> **WRITTEN EXERCISE 1**
Please list every phrase that the article on Shopify fraud below sets in quotation marks.

> **SOURCE**
Established in 2006, Shopify has gradually developed to become one of the most powerful gorillas in the e-commerce platform. Its effort has borne fruit: currently, Shopify is powering 1.7 million businesses worldwide with the revenue reaching $2.93 billion in 2020.
Unfortunately, the more popular Shopify becomes, the more attractive it is to fraudsters. In this article, we will show merchants some tips to protect themselves from fraud on this platform. Check it below!
1. Fraud And Its Risk To Businesses
Generally, fraud happens when someone makes a purchase by another person’s credit card but isn’t authorized by the cardholder. With the built-in fraud analysis, Shopify can instantly recognize a potentially fraudulent order and mark it as “high risk”.
A fraudulent transaction might lead to a chargeback, which makes merchants lose both products and money. Here is the scenario: after merchants fulfill the order, credit cardholders realize that money is deducted from their cards and will dispute to credit card companies - which will then refund the stolen cards for them. This is called “fraudulent chargebacks”, with every decision being made by the bank that issues the credit cards, not Shopify.
2. Investigating An Order
Tip 1: Consult The Fraud Analysis
- Go to the detail order page, scroll down to the “Fraud Analysis”, and click on “View Full Analysis”.

> **WRITTEN EXERCISE 2**
Retype the entries below without any change, starting at the first entry and ending at the line that contains "216, 464, 223]", with both of those lines included.

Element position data

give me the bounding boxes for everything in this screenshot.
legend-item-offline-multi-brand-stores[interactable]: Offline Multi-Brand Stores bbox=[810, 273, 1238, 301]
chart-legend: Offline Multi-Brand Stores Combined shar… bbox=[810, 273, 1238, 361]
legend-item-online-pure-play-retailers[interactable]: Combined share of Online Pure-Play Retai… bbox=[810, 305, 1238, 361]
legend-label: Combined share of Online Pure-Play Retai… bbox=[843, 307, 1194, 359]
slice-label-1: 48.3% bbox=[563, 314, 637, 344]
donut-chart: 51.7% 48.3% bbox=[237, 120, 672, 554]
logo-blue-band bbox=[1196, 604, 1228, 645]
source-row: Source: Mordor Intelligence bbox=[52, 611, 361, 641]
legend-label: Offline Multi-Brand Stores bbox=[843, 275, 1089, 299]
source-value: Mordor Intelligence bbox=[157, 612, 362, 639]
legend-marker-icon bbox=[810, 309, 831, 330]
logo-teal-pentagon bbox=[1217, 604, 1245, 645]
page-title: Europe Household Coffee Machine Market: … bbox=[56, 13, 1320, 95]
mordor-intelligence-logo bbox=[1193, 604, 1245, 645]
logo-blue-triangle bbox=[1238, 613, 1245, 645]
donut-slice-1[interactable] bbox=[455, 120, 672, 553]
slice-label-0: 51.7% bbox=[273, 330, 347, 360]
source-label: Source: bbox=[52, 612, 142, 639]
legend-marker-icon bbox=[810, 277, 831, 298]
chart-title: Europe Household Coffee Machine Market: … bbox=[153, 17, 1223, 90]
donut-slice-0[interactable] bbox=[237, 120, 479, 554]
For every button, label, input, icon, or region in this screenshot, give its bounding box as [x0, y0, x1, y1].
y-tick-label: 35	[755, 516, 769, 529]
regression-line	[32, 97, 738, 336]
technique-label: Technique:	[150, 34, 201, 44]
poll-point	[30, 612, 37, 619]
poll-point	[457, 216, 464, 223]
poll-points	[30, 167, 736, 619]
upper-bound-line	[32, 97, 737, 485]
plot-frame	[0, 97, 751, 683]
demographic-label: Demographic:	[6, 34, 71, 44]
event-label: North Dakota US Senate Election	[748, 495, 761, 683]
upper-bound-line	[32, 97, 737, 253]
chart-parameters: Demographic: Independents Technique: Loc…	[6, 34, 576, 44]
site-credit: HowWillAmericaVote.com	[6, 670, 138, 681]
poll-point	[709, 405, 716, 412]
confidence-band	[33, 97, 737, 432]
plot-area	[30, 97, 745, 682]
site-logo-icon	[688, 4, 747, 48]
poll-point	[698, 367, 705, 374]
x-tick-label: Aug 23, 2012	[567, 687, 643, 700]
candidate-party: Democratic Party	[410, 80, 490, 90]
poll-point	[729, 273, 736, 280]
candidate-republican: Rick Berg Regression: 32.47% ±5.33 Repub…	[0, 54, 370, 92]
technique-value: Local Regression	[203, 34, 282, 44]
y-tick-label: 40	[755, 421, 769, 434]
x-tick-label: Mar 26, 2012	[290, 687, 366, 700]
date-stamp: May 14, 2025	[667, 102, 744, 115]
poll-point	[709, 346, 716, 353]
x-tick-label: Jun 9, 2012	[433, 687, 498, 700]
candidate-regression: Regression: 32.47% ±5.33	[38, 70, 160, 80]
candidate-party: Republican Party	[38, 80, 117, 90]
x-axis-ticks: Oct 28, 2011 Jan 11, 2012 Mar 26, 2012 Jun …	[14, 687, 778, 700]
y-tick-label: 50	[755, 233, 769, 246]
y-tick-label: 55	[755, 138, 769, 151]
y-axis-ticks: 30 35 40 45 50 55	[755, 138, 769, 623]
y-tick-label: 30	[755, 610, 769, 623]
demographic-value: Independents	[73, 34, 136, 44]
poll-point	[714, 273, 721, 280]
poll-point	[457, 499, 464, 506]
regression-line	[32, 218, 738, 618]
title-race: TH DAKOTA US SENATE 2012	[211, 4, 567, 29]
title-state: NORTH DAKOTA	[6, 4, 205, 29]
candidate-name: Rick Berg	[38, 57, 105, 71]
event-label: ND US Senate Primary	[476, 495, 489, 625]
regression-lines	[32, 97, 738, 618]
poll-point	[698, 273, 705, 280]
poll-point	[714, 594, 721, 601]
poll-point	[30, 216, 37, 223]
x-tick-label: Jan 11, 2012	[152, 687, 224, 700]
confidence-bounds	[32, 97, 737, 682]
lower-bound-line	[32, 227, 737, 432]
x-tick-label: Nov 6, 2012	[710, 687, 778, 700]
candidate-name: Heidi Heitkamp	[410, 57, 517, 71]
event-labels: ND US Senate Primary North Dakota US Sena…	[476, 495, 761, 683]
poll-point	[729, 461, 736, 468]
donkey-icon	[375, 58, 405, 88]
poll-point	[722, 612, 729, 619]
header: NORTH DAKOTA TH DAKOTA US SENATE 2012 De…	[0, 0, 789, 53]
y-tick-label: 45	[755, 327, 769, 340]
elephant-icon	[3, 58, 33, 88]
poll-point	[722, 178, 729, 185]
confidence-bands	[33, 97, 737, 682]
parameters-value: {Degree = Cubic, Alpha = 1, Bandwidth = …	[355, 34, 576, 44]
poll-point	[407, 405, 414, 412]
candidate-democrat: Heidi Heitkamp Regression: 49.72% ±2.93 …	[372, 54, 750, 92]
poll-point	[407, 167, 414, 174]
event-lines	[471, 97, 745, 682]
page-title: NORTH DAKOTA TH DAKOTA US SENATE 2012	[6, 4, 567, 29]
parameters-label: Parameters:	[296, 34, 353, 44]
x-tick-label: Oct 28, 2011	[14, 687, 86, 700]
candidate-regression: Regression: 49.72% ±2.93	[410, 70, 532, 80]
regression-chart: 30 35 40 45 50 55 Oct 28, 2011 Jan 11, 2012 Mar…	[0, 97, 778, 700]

> **RESPONSE 1**
- high risk
- fraudulent chargebacks
- Fraud Analysis
- View Full Analysis

> **RESPONSE 2**
give me the bounding boxes for everything in this screenshot.
legend-item-offline-multi-brand-stores[interactable]: Offline Multi-Brand Stores bbox=[810, 273, 1238, 301]
chart-legend: Offline Multi-Brand Stores Combined shar… bbox=[810, 273, 1238, 361]
legend-item-online-pure-play-retailers[interactable]: Combined share of Online Pure-Play Retai… bbox=[810, 305, 1238, 361]
legend-label: Combined share of Online Pure-Play Retai… bbox=[843, 307, 1194, 359]
slice-label-1: 48.3% bbox=[563, 314, 637, 344]
donut-chart: 51.7% 48.3% bbox=[237, 120, 672, 554]
logo-blue-band bbox=[1196, 604, 1228, 645]
source-row: Source: Mordor Intelligence bbox=[52, 611, 361, 641]
legend-label: Offline Multi-Brand Stores bbox=[843, 275, 1089, 299]
source-value: Mordor Intelligence bbox=[157, 612, 362, 639]
legend-marker-icon bbox=[810, 309, 831, 330]
logo-teal-pentagon bbox=[1217, 604, 1245, 645]
page-title: Europe Household Coffee Machine Market: … bbox=[56, 13, 1320, 95]
mordor-intelligence-logo bbox=[1193, 604, 1245, 645]
logo-blue-triangle bbox=[1238, 613, 1245, 645]
donut-slice-1[interactable] bbox=[455, 120, 672, 553]
slice-label-0: 51.7% bbox=[273, 330, 347, 360]
source-label: Source: bbox=[52, 612, 142, 639]
legend-marker-icon bbox=[810, 277, 831, 298]
chart-title: Europe Household Coffee Machine Market: … bbox=[153, 17, 1223, 90]
donut-slice-0[interactable] bbox=[237, 120, 479, 554]
For every button, label, input, icon, or region in this screenshot, give its bounding box as [x0, y0, x1, y1].
y-tick-label: 35	[755, 516, 769, 529]
regression-line	[32, 97, 738, 336]
technique-label: Technique:	[150, 34, 201, 44]
poll-point	[30, 612, 37, 619]
poll-point	[457, 216, 464, 223]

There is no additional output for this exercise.